___ Supplied data
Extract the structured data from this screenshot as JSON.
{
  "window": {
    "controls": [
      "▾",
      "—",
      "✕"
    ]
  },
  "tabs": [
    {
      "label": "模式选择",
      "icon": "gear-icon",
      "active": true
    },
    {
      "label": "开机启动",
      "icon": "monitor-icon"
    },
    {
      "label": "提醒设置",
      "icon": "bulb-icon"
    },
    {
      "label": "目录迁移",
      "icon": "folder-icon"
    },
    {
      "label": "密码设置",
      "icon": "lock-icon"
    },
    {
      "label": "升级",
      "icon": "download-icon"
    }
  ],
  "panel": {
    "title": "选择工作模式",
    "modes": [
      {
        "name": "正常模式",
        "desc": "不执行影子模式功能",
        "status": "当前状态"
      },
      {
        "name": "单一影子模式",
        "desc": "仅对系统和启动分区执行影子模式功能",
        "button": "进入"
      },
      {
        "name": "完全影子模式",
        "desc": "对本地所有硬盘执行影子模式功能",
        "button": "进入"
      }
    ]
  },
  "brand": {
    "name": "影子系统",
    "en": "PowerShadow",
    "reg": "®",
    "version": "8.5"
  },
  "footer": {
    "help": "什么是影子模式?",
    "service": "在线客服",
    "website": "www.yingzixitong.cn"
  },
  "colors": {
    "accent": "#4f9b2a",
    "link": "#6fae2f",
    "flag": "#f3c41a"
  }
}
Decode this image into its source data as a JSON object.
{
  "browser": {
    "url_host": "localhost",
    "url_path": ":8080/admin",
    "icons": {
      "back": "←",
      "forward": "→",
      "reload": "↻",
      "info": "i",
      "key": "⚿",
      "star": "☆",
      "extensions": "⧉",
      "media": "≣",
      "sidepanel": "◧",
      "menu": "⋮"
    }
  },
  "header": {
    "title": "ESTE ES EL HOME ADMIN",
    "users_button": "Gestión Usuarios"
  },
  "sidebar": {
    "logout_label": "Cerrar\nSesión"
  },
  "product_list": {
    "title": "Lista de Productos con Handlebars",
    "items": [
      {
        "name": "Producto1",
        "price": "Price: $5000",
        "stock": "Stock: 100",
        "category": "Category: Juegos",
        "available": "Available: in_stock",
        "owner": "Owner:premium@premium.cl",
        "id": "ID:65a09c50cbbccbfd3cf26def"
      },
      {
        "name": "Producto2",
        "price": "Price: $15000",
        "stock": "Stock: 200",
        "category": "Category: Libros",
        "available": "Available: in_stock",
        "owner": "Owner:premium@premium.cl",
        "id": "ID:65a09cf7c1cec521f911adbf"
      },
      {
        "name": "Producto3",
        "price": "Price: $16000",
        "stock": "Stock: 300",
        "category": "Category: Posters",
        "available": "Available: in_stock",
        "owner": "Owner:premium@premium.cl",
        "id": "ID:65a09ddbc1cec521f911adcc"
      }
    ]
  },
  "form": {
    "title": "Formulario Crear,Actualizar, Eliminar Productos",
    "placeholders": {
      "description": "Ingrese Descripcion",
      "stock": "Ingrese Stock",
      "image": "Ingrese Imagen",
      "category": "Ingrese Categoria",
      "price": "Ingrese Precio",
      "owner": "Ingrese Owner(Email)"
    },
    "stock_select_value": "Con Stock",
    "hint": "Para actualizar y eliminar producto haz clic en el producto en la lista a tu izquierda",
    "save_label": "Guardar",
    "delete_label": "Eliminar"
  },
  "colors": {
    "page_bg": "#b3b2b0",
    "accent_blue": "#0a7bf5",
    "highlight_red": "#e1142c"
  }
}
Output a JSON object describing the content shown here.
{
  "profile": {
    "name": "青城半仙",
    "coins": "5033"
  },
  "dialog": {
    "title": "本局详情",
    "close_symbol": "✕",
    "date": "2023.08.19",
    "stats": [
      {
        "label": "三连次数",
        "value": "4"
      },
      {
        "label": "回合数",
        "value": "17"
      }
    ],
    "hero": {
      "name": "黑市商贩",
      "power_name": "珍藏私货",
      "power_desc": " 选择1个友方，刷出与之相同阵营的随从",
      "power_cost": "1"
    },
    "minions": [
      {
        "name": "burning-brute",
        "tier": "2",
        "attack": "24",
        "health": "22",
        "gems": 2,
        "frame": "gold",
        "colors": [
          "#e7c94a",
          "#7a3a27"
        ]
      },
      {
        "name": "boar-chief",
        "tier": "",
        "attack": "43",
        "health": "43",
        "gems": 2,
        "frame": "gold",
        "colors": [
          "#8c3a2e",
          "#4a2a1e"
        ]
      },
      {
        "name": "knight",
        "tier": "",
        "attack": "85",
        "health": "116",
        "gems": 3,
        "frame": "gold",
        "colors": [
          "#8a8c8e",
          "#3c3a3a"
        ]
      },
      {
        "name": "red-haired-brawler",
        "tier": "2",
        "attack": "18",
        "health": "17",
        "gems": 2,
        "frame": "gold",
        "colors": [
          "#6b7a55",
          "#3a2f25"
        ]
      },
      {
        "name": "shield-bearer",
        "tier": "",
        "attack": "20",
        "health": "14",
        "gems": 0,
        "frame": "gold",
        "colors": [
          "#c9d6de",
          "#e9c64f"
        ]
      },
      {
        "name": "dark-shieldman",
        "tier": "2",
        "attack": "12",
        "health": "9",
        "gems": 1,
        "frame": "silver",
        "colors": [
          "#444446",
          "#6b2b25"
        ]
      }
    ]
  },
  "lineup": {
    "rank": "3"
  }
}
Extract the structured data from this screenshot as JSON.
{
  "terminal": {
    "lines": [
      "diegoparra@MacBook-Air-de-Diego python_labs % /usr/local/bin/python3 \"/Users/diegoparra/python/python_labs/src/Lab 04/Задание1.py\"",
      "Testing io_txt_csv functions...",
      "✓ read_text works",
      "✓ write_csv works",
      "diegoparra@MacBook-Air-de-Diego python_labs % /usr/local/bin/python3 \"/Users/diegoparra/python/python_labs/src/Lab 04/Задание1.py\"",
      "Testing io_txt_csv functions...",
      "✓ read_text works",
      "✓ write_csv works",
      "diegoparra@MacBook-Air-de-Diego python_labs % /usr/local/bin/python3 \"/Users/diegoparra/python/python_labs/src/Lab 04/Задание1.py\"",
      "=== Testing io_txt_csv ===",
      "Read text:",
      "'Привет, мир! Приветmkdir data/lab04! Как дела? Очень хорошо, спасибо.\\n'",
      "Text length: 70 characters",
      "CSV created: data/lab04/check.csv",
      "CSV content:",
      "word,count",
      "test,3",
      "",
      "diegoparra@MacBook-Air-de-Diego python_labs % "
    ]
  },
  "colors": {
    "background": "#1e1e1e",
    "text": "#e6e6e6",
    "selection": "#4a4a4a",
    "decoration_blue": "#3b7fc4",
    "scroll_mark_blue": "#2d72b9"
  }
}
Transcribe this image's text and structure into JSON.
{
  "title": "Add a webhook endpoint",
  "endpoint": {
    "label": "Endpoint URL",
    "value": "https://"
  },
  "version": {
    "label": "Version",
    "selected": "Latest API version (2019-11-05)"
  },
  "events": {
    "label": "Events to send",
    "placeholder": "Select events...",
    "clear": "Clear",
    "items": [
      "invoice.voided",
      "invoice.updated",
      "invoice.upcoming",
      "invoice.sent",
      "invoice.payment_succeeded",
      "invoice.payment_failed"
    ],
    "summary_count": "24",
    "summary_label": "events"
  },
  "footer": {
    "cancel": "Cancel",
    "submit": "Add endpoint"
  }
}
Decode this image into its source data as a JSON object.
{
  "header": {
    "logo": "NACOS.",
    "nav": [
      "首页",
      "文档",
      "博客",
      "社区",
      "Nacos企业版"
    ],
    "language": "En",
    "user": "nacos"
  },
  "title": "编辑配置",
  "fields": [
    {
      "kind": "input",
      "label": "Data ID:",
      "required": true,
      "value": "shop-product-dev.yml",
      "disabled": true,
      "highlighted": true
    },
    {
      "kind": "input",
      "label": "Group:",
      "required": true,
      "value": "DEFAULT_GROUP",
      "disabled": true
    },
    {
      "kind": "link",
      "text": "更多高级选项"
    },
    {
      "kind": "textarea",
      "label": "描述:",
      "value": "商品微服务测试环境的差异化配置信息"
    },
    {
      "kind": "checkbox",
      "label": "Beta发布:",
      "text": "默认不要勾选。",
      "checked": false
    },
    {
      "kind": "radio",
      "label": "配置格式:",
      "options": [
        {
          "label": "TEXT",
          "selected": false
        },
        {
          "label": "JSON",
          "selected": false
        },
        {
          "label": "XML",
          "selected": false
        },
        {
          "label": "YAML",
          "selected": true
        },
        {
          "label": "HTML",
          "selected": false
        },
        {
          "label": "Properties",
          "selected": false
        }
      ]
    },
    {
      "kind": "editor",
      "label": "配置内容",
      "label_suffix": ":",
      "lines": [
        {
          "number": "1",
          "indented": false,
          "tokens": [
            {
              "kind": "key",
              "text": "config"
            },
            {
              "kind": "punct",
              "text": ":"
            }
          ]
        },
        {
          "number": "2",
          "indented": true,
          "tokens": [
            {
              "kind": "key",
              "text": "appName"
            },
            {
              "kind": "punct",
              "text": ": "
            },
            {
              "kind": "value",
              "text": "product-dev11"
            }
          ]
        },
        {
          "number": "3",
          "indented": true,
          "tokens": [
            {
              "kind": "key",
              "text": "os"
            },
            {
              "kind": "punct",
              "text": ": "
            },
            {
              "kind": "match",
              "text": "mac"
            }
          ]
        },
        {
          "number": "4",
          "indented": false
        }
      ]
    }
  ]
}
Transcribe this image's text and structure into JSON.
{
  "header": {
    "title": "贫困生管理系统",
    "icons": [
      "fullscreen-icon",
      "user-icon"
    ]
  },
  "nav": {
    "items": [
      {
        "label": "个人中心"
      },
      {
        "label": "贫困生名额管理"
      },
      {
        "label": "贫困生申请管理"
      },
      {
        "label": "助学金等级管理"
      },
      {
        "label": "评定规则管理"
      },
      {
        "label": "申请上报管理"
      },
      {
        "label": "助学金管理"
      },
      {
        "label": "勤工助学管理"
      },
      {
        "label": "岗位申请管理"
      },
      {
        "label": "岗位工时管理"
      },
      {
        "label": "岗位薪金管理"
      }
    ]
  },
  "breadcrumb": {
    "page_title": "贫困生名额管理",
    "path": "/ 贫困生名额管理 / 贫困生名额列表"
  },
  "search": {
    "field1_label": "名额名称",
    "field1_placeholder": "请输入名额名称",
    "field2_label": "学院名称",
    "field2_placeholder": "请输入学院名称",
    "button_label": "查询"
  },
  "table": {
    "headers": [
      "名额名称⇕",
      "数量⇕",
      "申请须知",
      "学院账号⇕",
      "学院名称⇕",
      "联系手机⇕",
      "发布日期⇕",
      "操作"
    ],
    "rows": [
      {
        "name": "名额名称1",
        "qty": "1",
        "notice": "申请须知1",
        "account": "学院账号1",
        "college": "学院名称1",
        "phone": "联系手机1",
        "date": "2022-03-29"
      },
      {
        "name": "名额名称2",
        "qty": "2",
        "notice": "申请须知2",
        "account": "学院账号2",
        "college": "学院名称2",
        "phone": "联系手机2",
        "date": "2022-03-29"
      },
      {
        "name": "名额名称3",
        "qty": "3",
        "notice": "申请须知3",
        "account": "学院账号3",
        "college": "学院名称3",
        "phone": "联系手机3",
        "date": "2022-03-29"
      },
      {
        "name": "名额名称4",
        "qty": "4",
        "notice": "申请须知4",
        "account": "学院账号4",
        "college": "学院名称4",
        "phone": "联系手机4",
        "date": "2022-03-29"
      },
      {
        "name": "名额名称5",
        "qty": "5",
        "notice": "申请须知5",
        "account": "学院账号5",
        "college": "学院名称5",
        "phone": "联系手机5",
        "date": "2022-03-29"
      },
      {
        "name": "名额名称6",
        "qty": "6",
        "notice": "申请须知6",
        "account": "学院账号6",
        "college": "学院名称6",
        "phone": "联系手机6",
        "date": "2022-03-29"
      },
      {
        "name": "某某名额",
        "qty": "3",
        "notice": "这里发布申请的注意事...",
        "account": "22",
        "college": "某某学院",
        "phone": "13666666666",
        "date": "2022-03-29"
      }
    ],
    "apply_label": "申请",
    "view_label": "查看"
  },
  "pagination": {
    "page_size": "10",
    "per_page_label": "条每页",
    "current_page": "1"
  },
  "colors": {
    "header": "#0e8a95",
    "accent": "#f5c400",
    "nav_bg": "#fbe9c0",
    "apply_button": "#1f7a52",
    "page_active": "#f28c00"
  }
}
______
*Directive*
Where does the word "notice" appear? Return each line that holds it.

*Written reply*
        "notice": "申请须知1",
        "notice": "申请须知2",
        "notice": "申请须知3",
        "notice": "申请须知4",
        "notice": "申请须知5",
        "notice": "申请须知6",
        "notice": "这里发布申请的注意事...",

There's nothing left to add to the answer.